*TASK DATA*:
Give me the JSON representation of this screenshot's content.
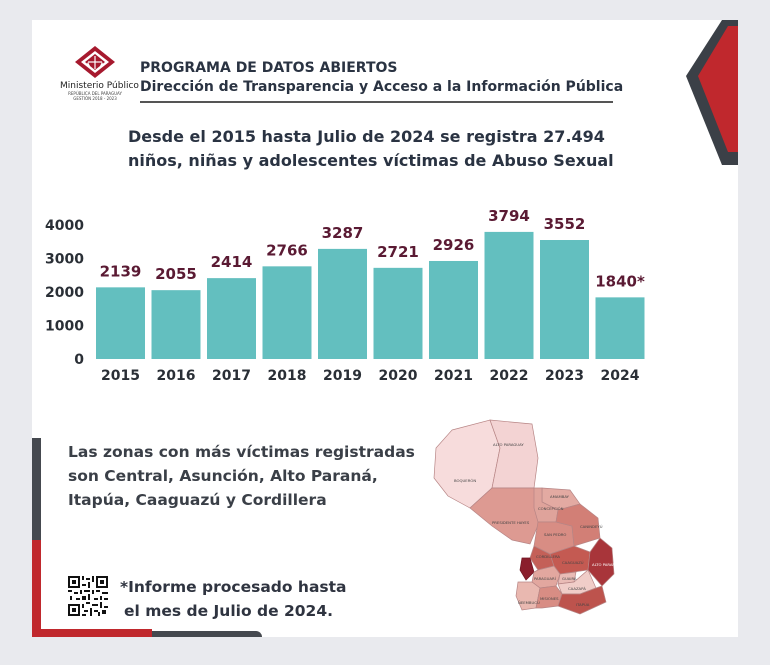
{
  "header": {
    "logo_name": "Ministerio Público",
    "logo_sub_1": "REPÚBLICA DEL PARAGUAY",
    "logo_sub_2": "GESTIÓN 2018 - 2023",
    "title": "PROGRAMA DE DATOS ABIERTOS",
    "subtitle": "Dirección de Transparencia y Acceso a la Información Pública"
  },
  "headline": {
    "line1": "Desde el 2015 hasta Julio de 2024 se registra 27.494",
    "line2": "niños, niñas y adolescentes víctimas de Abuso Sexual"
  },
  "chart_data": {
    "type": "bar",
    "categories": [
      "2015",
      "2016",
      "2017",
      "2018",
      "2019",
      "2020",
      "2021",
      "2022",
      "2023",
      "2024"
    ],
    "values": [
      2139,
      2055,
      2414,
      2766,
      3287,
      2721,
      2926,
      3794,
      3552,
      1840
    ],
    "value_labels": [
      "2139",
      "2055",
      "2414",
      "2766",
      "3287",
      "2721",
      "2926",
      "3794",
      "3552",
      "1840*"
    ],
    "yticks": [
      0,
      1000,
      2000,
      3000,
      4000
    ],
    "ylim": [
      0,
      4000
    ],
    "bar_color": "#63bfbf",
    "label_color": "#5a1a33",
    "grid": false,
    "title": "",
    "xlabel": "",
    "ylabel": ""
  },
  "zones": {
    "line1": "Las zonas con más víctimas registradas",
    "line2": "son Central, Asunción, Alto Paraná,",
    "line3": "Itapúa, Caaguazú y Cordillera"
  },
  "map": {
    "labels": [
      "ALTO PARAGUAY",
      "BOQUERÓN",
      "PRESIDENTE HAYES",
      "AMAMBAY",
      "CONCEPCIÓN",
      "SAN PEDRO",
      "CANINDEYÚ",
      "CORDILLERA",
      "CAAGUAZÚ",
      "ALTO PARANÁ",
      "GUAIRÁ",
      "CAAZAPÁ",
      "PARAGUARÍ",
      "MISIONES",
      "ITAPÚA",
      "ÑEEMBUCÚ"
    ]
  },
  "note": {
    "line1": "*Informe procesado hasta",
    "line2": "el mes de Julio de 2024."
  },
  "colors": {
    "accent_red": "#c0282d",
    "dark": "#2f3440",
    "teal": "#63bfbf"
  }
}
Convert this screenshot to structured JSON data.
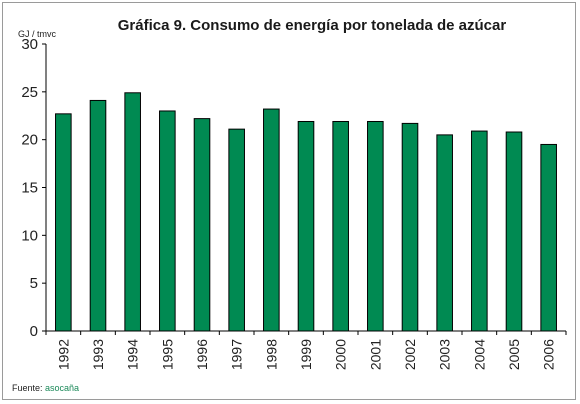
{
  "chart_data": {
    "type": "bar",
    "title": "Gráfica 9. Consumo de energía por tonelada de azúcar",
    "ylabel": "GJ / tmvc",
    "xlabel": "",
    "categories": [
      "1992",
      "1993",
      "1994",
      "1995",
      "1996",
      "1997",
      "1998",
      "1999",
      "2000",
      "2001",
      "2002",
      "2003",
      "2004",
      "2005",
      "2006"
    ],
    "values": [
      22.7,
      24.1,
      24.9,
      23.0,
      22.2,
      21.1,
      23.2,
      21.9,
      21.9,
      21.9,
      21.7,
      20.5,
      20.9,
      20.8,
      19.5
    ],
    "ylim": [
      0,
      30
    ],
    "yticks": [
      0,
      5,
      10,
      15,
      20,
      25,
      30
    ],
    "bar_color": "#008a52",
    "grid": false
  },
  "source": {
    "prefix": "Fuente: ",
    "name": "asocaña"
  }
}
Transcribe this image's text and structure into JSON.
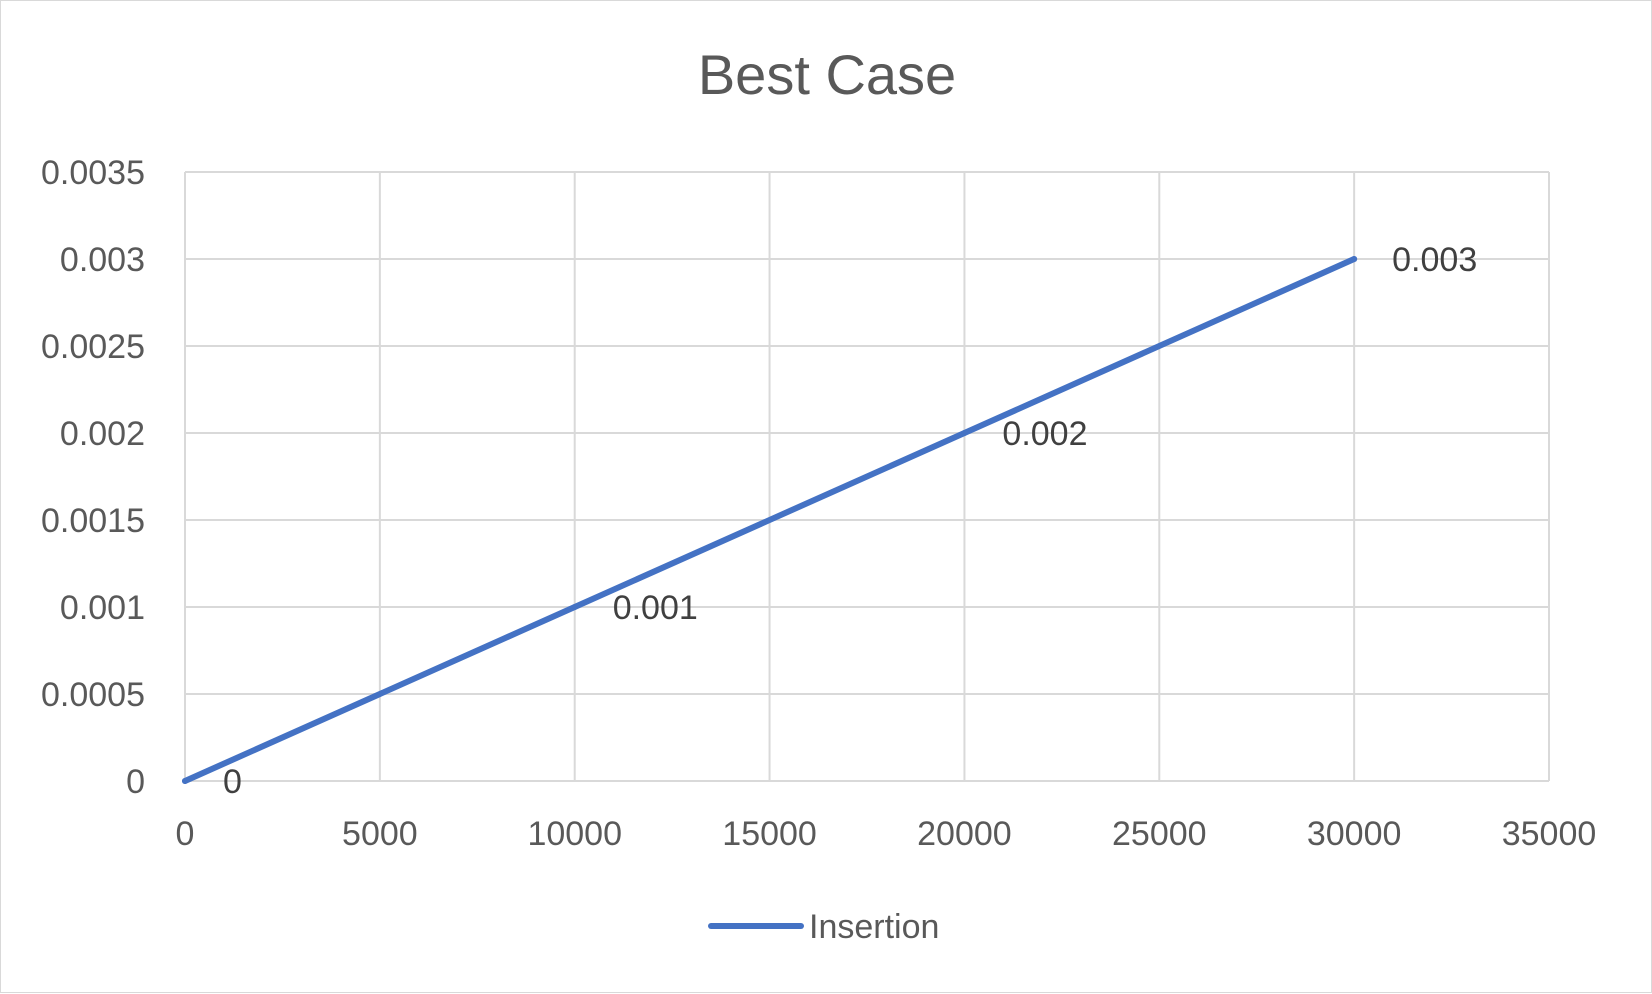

*WHAT YOU ARE ASKED TO DO*:
All the records above need to be given again word for word. Skip the pictures.

*RESPONSE BELOW*:
Give me the JSON representation of this screenshot's content.
{
  "header": {
    "logo_name": "Ministerio Público",
    "logo_sub_1": "REPÚBLICA DEL PARAGUAY",
    "logo_sub_2": "GESTIÓN 2018 - 2023",
    "title": "PROGRAMA DE DATOS ABIERTOS",
    "subtitle": "Dirección de Transparencia y Acceso a la Información Pública"
  },
  "headline": {
    "line1": "Desde el 2015 hasta Julio de 2024 se registra 27.494",
    "line2": "niños, niñas y adolescentes víctimas de Abuso Sexual"
  },
  "chart_data": {
    "type": "bar",
    "categories": [
      "2015",
      "2016",
      "2017",
      "2018",
      "2019",
      "2020",
      "2021",
      "2022",
      "2023",
      "2024"
    ],
    "values": [
      2139,
      2055,
      2414,
      2766,
      3287,
      2721,
      2926,
      3794,
      3552,
      1840
    ],
    "value_labels": [
      "2139",
      "2055",
      "2414",
      "2766",
      "3287",
      "2721",
      "2926",
      "3794",
      "3552",
      "1840*"
    ],
    "yticks": [
      0,
      1000,
      2000,
      3000,
      4000
    ],
    "ylim": [
      0,
      4000
    ],
    "bar_color": "#63bfbf",
    "label_color": "#5a1a33",
    "grid": false,
    "title": "",
    "xlabel": "",
    "ylabel": ""
  },
  "zones": {
    "line1": "Las zonas con más víctimas registradas",
    "line2": "son Central, Asunción, Alto Paraná,",
    "line3": "Itapúa, Caaguazú y Cordillera"
  },
  "map": {
    "labels": [
      "ALTO PARAGUAY",
      "BOQUERÓN",
      "PRESIDENTE HAYES",
      "AMAMBAY",
      "CONCEPCIÓN",
      "SAN PEDRO",
      "CANINDEYÚ",
      "CORDILLERA",
      "CAAGUAZÚ",
      "ALTO PARANÁ",
      "GUAIRÁ",
      "CAAZAPÁ",
      "PARAGUARÍ",
      "MISIONES",
      "ITAPÚA",
      "ÑEEMBUCÚ"
    ]
  },
  "note": {
    "line1": "*Informe procesado hasta",
    "line2": "el mes de Julio de 2024."
  },
  "colors": {
    "accent_red": "#c0282d",
    "dark": "#2f3440",
    "teal": "#63bfbf"
  }
}
Convert this screenshot to structured JSON data.
{
  "chart_data": {
    "type": "bar",
    "title": "Gráfica 9. Consumo de energía por tonelada de azúcar",
    "ylabel": "GJ / tmvc",
    "xlabel": "",
    "categories": [
      "1992",
      "1993",
      "1994",
      "1995",
      "1996",
      "1997",
      "1998",
      "1999",
      "2000",
      "2001",
      "2002",
      "2003",
      "2004",
      "2005",
      "2006"
    ],
    "values": [
      22.7,
      24.1,
      24.9,
      23.0,
      22.2,
      21.1,
      23.2,
      21.9,
      21.9,
      21.9,
      21.7,
      20.5,
      20.9,
      20.8,
      19.5
    ],
    "ylim": [
      0,
      30
    ],
    "yticks": [
      0,
      5,
      10,
      15,
      20,
      25,
      30
    ],
    "bar_color": "#008a52",
    "grid": false
  },
  "source": {
    "prefix": "Fuente: ",
    "name": "asocaña"
  }
}
Transcribe this image's text and structure into JSON.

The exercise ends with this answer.